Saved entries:
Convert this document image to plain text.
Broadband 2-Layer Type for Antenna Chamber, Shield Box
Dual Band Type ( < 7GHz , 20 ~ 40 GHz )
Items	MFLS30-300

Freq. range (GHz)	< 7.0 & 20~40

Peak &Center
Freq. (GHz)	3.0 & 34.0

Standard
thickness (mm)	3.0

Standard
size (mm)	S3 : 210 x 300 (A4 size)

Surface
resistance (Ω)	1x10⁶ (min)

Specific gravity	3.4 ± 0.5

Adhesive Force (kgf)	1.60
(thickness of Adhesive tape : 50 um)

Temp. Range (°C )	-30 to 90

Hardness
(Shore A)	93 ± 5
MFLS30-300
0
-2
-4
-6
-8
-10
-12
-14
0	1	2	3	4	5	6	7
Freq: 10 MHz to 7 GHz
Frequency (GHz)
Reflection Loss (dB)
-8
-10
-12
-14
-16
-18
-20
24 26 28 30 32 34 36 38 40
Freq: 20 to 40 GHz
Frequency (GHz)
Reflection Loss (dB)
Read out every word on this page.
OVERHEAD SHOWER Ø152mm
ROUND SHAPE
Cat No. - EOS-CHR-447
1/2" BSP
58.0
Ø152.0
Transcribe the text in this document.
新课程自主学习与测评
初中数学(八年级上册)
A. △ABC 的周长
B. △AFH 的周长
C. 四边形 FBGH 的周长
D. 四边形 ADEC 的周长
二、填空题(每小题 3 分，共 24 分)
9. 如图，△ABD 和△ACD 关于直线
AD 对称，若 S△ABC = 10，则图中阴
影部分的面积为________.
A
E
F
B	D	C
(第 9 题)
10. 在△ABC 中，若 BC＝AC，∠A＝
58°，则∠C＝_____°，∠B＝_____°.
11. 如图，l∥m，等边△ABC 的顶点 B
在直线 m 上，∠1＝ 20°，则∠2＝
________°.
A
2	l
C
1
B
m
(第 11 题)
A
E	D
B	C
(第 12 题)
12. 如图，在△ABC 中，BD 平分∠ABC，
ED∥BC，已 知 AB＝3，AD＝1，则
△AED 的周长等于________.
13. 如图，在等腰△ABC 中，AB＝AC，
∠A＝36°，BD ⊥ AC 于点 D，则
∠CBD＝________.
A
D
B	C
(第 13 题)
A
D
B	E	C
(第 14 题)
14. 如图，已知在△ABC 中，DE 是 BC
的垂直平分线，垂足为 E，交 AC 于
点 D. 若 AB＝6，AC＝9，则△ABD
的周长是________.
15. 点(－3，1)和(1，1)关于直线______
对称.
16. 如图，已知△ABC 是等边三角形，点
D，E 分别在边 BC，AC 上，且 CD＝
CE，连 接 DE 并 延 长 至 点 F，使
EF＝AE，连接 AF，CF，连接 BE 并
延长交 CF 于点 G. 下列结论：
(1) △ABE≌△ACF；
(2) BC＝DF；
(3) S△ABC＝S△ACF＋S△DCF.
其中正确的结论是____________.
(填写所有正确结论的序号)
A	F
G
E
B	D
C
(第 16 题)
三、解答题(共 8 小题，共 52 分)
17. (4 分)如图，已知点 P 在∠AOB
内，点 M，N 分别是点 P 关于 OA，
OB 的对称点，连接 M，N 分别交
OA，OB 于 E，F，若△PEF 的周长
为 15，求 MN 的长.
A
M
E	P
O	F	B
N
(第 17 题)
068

**What is required**
Pull every line containing "text" from the material above.

**Exercise response**
Convert this document image to plain text.
Transcribe the text in this document.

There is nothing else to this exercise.